Chart and figure data:
========================================

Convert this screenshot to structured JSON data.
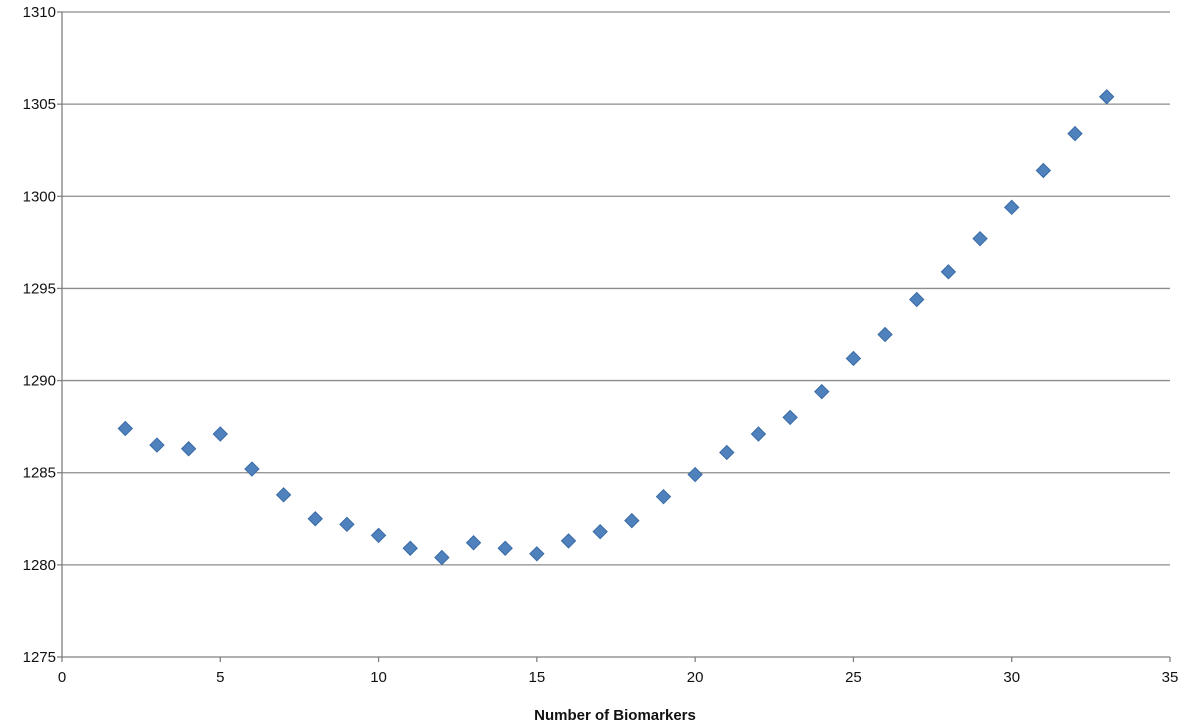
{
  "chart_data": {
    "type": "scatter",
    "title": "",
    "xlabel": "Number of Biomarkers",
    "ylabel": "",
    "xlim": [
      0,
      35
    ],
    "ylim": [
      1275,
      1310
    ],
    "x_ticks": [
      0,
      5,
      10,
      15,
      20,
      25,
      30,
      35
    ],
    "y_ticks": [
      1275,
      1280,
      1285,
      1290,
      1295,
      1300,
      1305,
      1310
    ],
    "grid": "horizontal",
    "legend": "none",
    "marker": "diamond",
    "colors": {
      "marker": "#4F81BD",
      "marker_edge": "#3A6BA5",
      "grid": "#8C8C8C",
      "axis": "#808080"
    },
    "series": [
      {
        "x": [
          2,
          3,
          4,
          5,
          6,
          7,
          8,
          9,
          10,
          11,
          12,
          13,
          14,
          15,
          16,
          17,
          18,
          19,
          20,
          21,
          22,
          23,
          24,
          25,
          26,
          27,
          28,
          29,
          30,
          31,
          32,
          33
        ],
        "y": [
          1287.4,
          1286.5,
          1286.3,
          1287.1,
          1285.2,
          1283.8,
          1282.5,
          1282.2,
          1281.6,
          1280.9,
          1280.4,
          1281.2,
          1280.9,
          1280.6,
          1281.3,
          1281.8,
          1282.4,
          1283.7,
          1284.9,
          1286.1,
          1287.1,
          1288.0,
          1289.4,
          1291.2,
          1292.5,
          1294.4,
          1295.9,
          1297.7,
          1299.4,
          1301.4,
          1303.4,
          1305.4
        ]
      }
    ]
  }
}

========================================

Directions:
The data above should be repeated exactly, minus any pictures.

Exercise answer:
Convert this screenshot to structured JSON data.
{
  "chart_data": {
    "type": "scatter",
    "title": "",
    "xlabel": "Number of Biomarkers",
    "ylabel": "",
    "xlim": [
      0,
      35
    ],
    "ylim": [
      1275,
      1310
    ],
    "x_ticks": [
      0,
      5,
      10,
      15,
      20,
      25,
      30,
      35
    ],
    "y_ticks": [
      1275,
      1280,
      1285,
      1290,
      1295,
      1300,
      1305,
      1310
    ],
    "grid": "horizontal",
    "legend": "none",
    "marker": "diamond",
    "colors": {
      "marker": "#4F81BD",
      "marker_edge": "#3A6BA5",
      "grid": "#8C8C8C",
      "axis": "#808080"
    },
    "series": [
      {
        "x": [
          2,
          3,
          4,
          5,
          6,
          7,
          8,
          9,
          10,
          11,
          12,
          13,
          14,
          15,
          16,
          17,
          18,
          19,
          20,
          21,
          22,
          23,
          24,
          25,
          26,
          27,
          28,
          29,
          30,
          31,
          32,
          33
        ],
        "y": [
          1287.4,
          1286.5,
          1286.3,
          1287.1,
          1285.2,
          1283.8,
          1282.5,
          1282.2,
          1281.6,
          1280.9,
          1280.4,
          1281.2,
          1280.9,
          1280.6,
          1281.3,
          1281.8,
          1282.4,
          1283.7,
          1284.9,
          1286.1,
          1287.1,
          1288.0,
          1289.4,
          1291.2,
          1292.5,
          1294.4,
          1295.9,
          1297.7,
          1299.4,
          1301.4,
          1303.4,
          1305.4
        ]
      }
    ]
  }
}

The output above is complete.